#### Data provided
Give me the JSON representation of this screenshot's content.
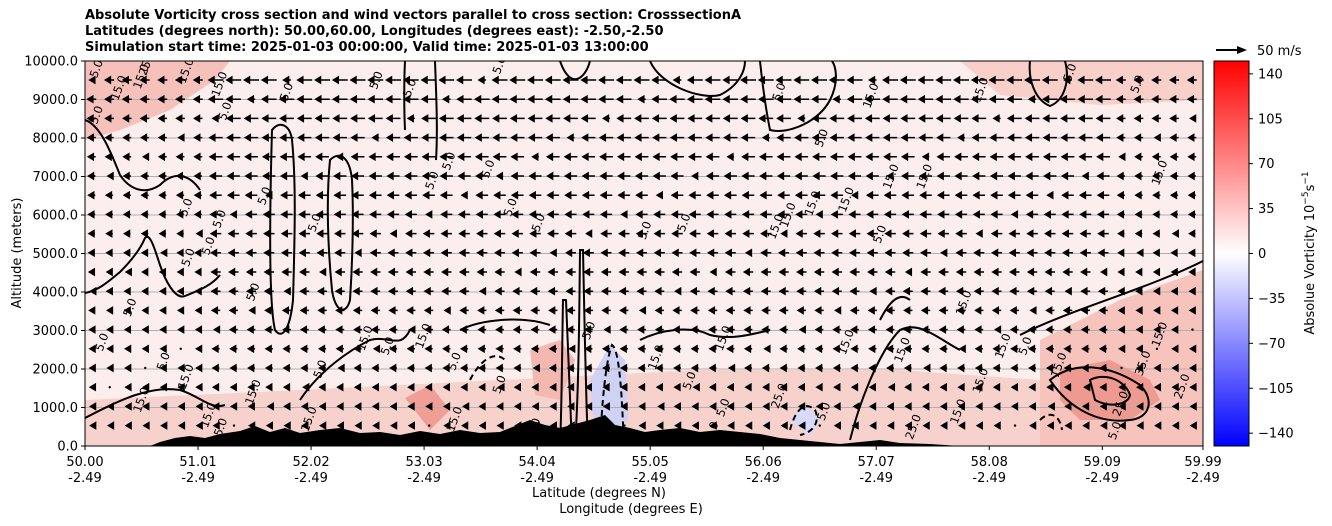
{
  "chart_data": {
    "type": "heatmap",
    "title_lines": [
      "Absolute Vorticity cross section and wind vectors parallel to cross section: CrosssectionA",
      "Latitudes (degrees north): 50.00,60.00, Longitudes (degrees east): -2.50,-2.50",
      "Simulation start time: 2025-01-03 00:00:00, Valid time: 2025-01-03 13:00:00"
    ],
    "ylabel": "Altitude (meters)",
    "xlabel_lines": [
      "Latitude (degrees N)",
      "Longitude (degrees E)"
    ],
    "ylim": [
      0,
      10000
    ],
    "yticks": [
      "0.0",
      "1000.0",
      "2000.0",
      "3000.0",
      "4000.0",
      "5000.0",
      "6000.0",
      "7000.0",
      "8000.0",
      "9000.0",
      "10000.0"
    ],
    "x_positions": [
      50.0,
      51.01,
      52.02,
      53.03,
      54.04,
      55.05,
      56.06,
      57.07,
      58.08,
      59.09,
      59.99
    ],
    "xtick_lat": [
      "50.00",
      "51.01",
      "52.02",
      "53.03",
      "54.04",
      "55.05",
      "56.06",
      "57.07",
      "58.08",
      "59.09",
      "59.99"
    ],
    "xtick_lon": [
      "-2.49",
      "-2.49",
      "-2.49",
      "-2.49",
      "-2.49",
      "-2.49",
      "-2.49",
      "-2.49",
      "-2.49",
      "-2.49",
      "-2.49"
    ],
    "horizontal_grid": true,
    "colorbar": {
      "label": "Absolue Vorticity 10$^{-5}$s$^{-1}$",
      "label_main": "Absolue Vorticity 10",
      "label_exp1": "−5",
      "label_mid": "s",
      "label_exp2": "−1",
      "range": [
        -150,
        150
      ],
      "ticks": [
        "140",
        "105",
        "70",
        "35",
        "0",
        "−35",
        "−70",
        "−105",
        "−140"
      ],
      "tick_values": [
        140,
        105,
        70,
        35,
        0,
        -35,
        -70,
        -105,
        -140
      ],
      "color_low": "#0000ff",
      "color_mid": "#ffffff",
      "color_high": "#ff0000"
    },
    "quiver_key": "50 m/s",
    "contour_labels": [
      {
        "text": "5.0",
        "x": 50.15,
        "y": 2700
      },
      {
        "text": "5.0",
        "x": 50.4,
        "y": 3600
      },
      {
        "text": "5.0",
        "x": 50.92,
        "y": 4900
      },
      {
        "text": "5.0",
        "x": 50.9,
        "y": 6200
      },
      {
        "text": "5.0",
        "x": 51.2,
        "y": 5900
      },
      {
        "text": "5.0",
        "x": 51.5,
        "y": 4000
      },
      {
        "text": "5.0",
        "x": 51.1,
        "y": 5200
      },
      {
        "text": "5.0",
        "x": 51.6,
        "y": 6500
      },
      {
        "text": "15.0",
        "x": 51.2,
        "y": 9400
      },
      {
        "text": "5.0",
        "x": 51.25,
        "y": 8700
      },
      {
        "text": "5.0",
        "x": 51.8,
        "y": 9200
      },
      {
        "text": "5.0",
        "x": 53.1,
        "y": 6900
      },
      {
        "text": "5.0",
        "x": 53.25,
        "y": 7400
      },
      {
        "text": "5.0",
        "x": 53.6,
        "y": 7200
      },
      {
        "text": "5.0",
        "x": 53.8,
        "y": 6200
      },
      {
        "text": "5.0",
        "x": 52.05,
        "y": 5800
      },
      {
        "text": "5.0",
        "x": 52.6,
        "y": 9500
      },
      {
        "text": "5.0",
        "x": 52.9,
        "y": 9300
      },
      {
        "text": "5.0",
        "x": 54.05,
        "y": 5800
      },
      {
        "text": "5.0",
        "x": 55.0,
        "y": 5600
      },
      {
        "text": "5.0",
        "x": 55.35,
        "y": 5800
      },
      {
        "text": "5.0",
        "x": 56.58,
        "y": 8000
      },
      {
        "text": "5.0",
        "x": 56.2,
        "y": 9200
      },
      {
        "text": "15.0",
        "x": 56.17,
        "y": 5700
      },
      {
        "text": "15.0",
        "x": 56.28,
        "y": 6000
      },
      {
        "text": "15.0",
        "x": 56.5,
        "y": 6300
      },
      {
        "text": "15.0",
        "x": 56.8,
        "y": 6400
      },
      {
        "text": "15.0",
        "x": 57.02,
        "y": 9100
      },
      {
        "text": "5.0",
        "x": 57.1,
        "y": 5500
      },
      {
        "text": "15.0",
        "x": 57.2,
        "y": 7000
      },
      {
        "text": "15.0",
        "x": 57.5,
        "y": 7000
      },
      {
        "text": "15.0",
        "x": 57.85,
        "y": 3720
      },
      {
        "text": "15.0",
        "x": 58.0,
        "y": 9250
      },
      {
        "text": "15.0",
        "x": 59.6,
        "y": 7100
      },
      {
        "text": "5.0",
        "x": 58.8,
        "y": 9700
      },
      {
        "text": "5.0",
        "x": 59.4,
        "y": 9400
      },
      {
        "text": "15.0",
        "x": 52.5,
        "y": 2800
      },
      {
        "text": "15.0",
        "x": 53.02,
        "y": 2860
      },
      {
        "text": "15.0",
        "x": 55.7,
        "y": 2800
      },
      {
        "text": "15.0",
        "x": 56.8,
        "y": 2700
      },
      {
        "text": "15.0",
        "x": 57.3,
        "y": 2500
      },
      {
        "text": "15.0",
        "x": 58.2,
        "y": 2600
      },
      {
        "text": "15.0",
        "x": 59.6,
        "y": 2900
      },
      {
        "text": "35.0",
        "x": 59.45,
        "y": 2150
      },
      {
        "text": "25.0",
        "x": 59.25,
        "y": 1100
      },
      {
        "text": "25.0",
        "x": 59.8,
        "y": 1550
      },
      {
        "text": "25.0",
        "x": 57.4,
        "y": 500
      },
      {
        "text": "25.0",
        "x": 54.0,
        "y": 400
      },
      {
        "text": "5.0",
        "x": 55.6,
        "y": 400
      },
      {
        "text": "15.0",
        "x": 51.1,
        "y": 800
      },
      {
        "text": "15.0",
        "x": 51.2,
        "y": 400
      },
      {
        "text": "15.0",
        "x": 52.0,
        "y": 700
      },
      {
        "text": "15.0",
        "x": 53.3,
        "y": 700
      },
      {
        "text": "15.0",
        "x": 51.5,
        "y": 1400
      },
      {
        "text": "15.0",
        "x": 50.5,
        "y": 1200
      },
      {
        "text": "15.0",
        "x": 50.9,
        "y": 1800
      },
      {
        "text": "5.0",
        "x": 50.7,
        "y": 2200
      },
      {
        "text": "5.0",
        "x": 52.1,
        "y": 2000
      },
      {
        "text": "5.0",
        "x": 52.7,
        "y": 2600
      },
      {
        "text": "5.0",
        "x": 53.3,
        "y": 2200
      },
      {
        "text": "5.0",
        "x": 53.7,
        "y": 1600
      },
      {
        "text": "5.0",
        "x": 54.5,
        "y": 3000
      },
      {
        "text": "5.0",
        "x": 55.4,
        "y": 1700
      },
      {
        "text": "15.0",
        "x": 55.1,
        "y": 2300
      },
      {
        "text": "15.0",
        "x": 58.7,
        "y": 2100
      },
      {
        "text": "5.0",
        "x": 58.4,
        "y": 2600
      },
      {
        "text": "15.0",
        "x": 58.0,
        "y": 1700
      },
      {
        "text": "25.0",
        "x": 56.2,
        "y": 1300
      },
      {
        "text": "5.0",
        "x": 55.7,
        "y": 1000
      },
      {
        "text": "5.0",
        "x": 56.6,
        "y": 900
      },
      {
        "text": "15.0",
        "x": 57.8,
        "y": 900
      },
      {
        "text": "5.0",
        "x": 59.2,
        "y": 400
      },
      {
        "text": "5.0",
        "x": 50.1,
        "y": 9800
      },
      {
        "text": "15.0",
        "x": 50.3,
        "y": 9300
      },
      {
        "text": "15.0",
        "x": 50.5,
        "y": 9600
      },
      {
        "text": "25.0",
        "x": 50.55,
        "y": 9950
      },
      {
        "text": "15.0",
        "x": 50.9,
        "y": 9750
      },
      {
        "text": "5.0",
        "x": 50.1,
        "y": 8600
      },
      {
        "text": "5.0",
        "x": 53.7,
        "y": 9900
      }
    ]
  }
}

#### Description of the task
Copy each line of the listing that contains the string "Absolue".

#### Exercise output
      "label": "Absolue Vorticity 10$^{-5}$s$^{-1}$",
      "label_main": "Absolue Vorticity 10",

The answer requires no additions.